Given request
From the records, pick out and copy each line containing "name".
_____
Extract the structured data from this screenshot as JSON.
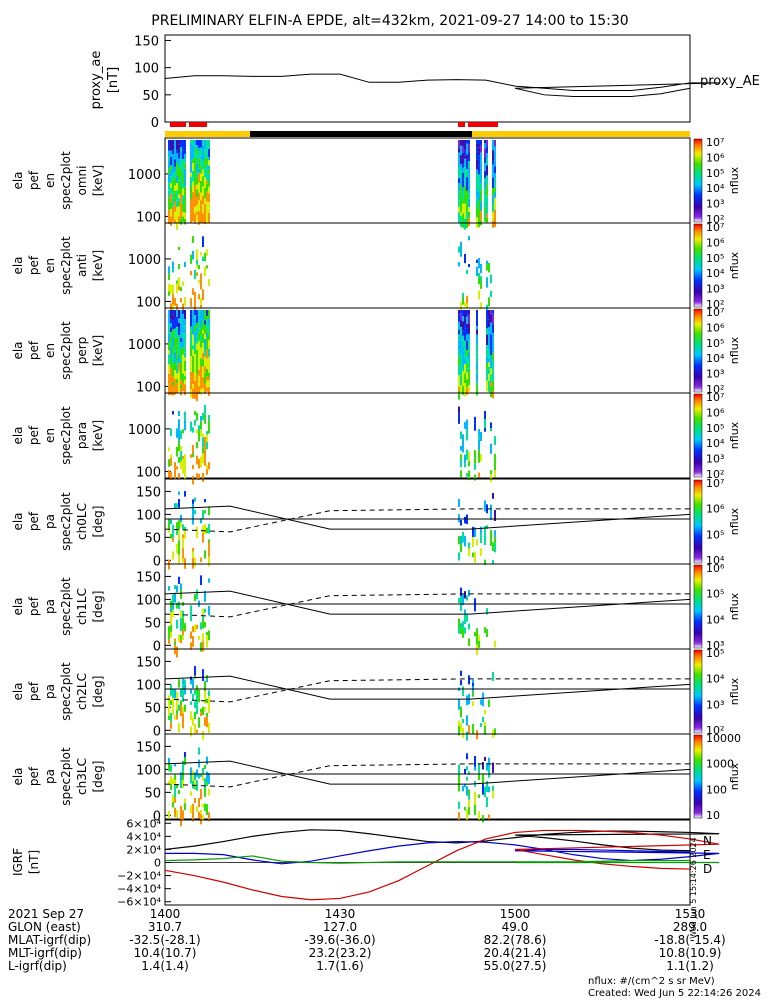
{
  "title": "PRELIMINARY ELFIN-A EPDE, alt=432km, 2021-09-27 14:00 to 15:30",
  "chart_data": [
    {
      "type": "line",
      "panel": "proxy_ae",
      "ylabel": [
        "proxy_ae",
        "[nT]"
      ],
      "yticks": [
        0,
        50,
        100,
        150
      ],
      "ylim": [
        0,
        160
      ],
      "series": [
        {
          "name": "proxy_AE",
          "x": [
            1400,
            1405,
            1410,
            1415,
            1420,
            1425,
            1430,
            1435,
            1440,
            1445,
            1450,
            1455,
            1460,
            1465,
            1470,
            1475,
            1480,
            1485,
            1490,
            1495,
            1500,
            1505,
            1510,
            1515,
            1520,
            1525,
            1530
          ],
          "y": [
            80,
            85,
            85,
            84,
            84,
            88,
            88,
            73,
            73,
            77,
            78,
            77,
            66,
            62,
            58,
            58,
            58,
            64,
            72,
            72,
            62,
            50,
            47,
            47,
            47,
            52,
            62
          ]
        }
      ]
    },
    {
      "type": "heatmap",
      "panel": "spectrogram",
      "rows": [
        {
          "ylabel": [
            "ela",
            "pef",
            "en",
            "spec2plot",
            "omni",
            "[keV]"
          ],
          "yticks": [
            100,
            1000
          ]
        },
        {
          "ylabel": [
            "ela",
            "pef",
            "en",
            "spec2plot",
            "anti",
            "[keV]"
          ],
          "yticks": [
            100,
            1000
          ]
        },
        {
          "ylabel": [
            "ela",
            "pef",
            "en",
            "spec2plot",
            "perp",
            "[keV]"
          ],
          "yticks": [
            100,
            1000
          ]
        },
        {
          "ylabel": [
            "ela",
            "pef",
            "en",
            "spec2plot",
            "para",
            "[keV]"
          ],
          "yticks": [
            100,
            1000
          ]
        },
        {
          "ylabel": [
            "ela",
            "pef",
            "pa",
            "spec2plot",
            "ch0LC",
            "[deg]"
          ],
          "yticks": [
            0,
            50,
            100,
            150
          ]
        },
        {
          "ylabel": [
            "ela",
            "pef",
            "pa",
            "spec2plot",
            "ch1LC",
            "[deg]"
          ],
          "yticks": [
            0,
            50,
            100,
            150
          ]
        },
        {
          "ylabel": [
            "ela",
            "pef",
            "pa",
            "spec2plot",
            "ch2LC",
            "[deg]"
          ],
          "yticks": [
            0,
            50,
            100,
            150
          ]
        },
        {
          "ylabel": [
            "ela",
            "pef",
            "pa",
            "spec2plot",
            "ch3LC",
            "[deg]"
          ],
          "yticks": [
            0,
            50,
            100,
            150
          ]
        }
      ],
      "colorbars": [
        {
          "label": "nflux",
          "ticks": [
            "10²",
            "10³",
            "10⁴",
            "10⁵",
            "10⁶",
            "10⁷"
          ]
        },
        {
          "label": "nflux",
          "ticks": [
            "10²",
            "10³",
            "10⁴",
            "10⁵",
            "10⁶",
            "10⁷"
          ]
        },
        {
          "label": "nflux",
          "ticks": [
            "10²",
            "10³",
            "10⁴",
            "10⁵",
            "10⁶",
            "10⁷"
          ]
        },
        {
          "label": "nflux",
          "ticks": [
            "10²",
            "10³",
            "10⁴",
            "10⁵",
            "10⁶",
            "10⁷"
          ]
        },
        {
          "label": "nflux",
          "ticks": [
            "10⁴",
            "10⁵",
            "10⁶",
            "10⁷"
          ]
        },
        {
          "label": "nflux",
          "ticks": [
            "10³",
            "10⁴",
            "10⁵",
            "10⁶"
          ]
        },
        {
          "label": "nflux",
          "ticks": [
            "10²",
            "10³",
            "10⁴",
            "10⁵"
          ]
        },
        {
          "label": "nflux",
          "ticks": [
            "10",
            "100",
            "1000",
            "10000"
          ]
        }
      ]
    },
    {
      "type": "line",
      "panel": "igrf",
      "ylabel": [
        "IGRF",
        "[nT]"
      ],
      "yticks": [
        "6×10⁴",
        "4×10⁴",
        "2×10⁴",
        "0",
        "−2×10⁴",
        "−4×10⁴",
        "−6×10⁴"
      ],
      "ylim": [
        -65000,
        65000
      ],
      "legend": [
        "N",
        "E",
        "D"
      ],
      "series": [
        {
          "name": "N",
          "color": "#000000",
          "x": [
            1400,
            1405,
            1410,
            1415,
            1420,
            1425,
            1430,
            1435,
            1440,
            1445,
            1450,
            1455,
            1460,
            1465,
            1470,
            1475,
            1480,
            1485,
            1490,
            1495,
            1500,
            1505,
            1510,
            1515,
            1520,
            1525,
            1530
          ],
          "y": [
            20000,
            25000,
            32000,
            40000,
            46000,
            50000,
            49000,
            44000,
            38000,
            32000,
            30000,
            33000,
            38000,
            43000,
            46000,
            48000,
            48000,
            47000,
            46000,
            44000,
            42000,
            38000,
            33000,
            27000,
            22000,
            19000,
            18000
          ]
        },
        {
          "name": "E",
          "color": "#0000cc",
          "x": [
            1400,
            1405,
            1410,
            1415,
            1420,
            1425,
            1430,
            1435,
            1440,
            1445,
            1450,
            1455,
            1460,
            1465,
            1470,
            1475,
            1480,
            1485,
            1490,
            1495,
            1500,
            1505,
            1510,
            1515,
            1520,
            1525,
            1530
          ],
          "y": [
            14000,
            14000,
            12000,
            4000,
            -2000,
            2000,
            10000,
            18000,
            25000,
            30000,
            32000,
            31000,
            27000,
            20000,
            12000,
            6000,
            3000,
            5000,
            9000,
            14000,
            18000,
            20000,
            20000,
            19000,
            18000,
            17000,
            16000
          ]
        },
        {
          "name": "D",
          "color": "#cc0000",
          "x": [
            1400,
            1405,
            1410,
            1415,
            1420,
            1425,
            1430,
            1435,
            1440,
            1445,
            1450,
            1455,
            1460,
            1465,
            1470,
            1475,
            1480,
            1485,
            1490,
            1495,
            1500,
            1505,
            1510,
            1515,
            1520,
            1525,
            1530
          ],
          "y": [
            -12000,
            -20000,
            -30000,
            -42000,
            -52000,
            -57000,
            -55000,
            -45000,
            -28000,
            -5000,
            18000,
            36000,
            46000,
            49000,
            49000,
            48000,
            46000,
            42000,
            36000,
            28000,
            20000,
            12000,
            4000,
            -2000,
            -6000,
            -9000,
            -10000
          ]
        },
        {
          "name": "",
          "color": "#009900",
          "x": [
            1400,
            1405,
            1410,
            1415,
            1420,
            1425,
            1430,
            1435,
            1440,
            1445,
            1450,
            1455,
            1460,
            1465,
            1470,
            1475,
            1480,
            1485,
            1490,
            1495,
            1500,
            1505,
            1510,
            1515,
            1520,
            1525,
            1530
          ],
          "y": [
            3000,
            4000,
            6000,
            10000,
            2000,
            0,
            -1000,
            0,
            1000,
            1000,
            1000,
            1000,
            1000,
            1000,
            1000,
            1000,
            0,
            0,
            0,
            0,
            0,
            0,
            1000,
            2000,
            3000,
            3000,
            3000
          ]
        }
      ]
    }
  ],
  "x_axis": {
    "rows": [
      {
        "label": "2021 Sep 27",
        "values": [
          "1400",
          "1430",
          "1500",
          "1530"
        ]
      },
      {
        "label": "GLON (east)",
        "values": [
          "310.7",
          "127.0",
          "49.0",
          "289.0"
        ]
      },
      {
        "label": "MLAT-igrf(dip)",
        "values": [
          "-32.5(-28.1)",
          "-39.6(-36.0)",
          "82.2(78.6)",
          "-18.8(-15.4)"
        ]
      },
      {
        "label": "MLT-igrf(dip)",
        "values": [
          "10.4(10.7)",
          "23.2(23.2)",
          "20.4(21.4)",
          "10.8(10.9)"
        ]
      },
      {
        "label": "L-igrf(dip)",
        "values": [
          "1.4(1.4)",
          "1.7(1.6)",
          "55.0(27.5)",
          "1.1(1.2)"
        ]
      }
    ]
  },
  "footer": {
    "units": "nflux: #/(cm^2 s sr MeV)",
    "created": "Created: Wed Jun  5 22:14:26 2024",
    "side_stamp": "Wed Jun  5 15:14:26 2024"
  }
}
_____
Exercise result
          "name": "proxy_AE",
          "name": "N",
          "name": "E",
          "name": "D",
          "name": "",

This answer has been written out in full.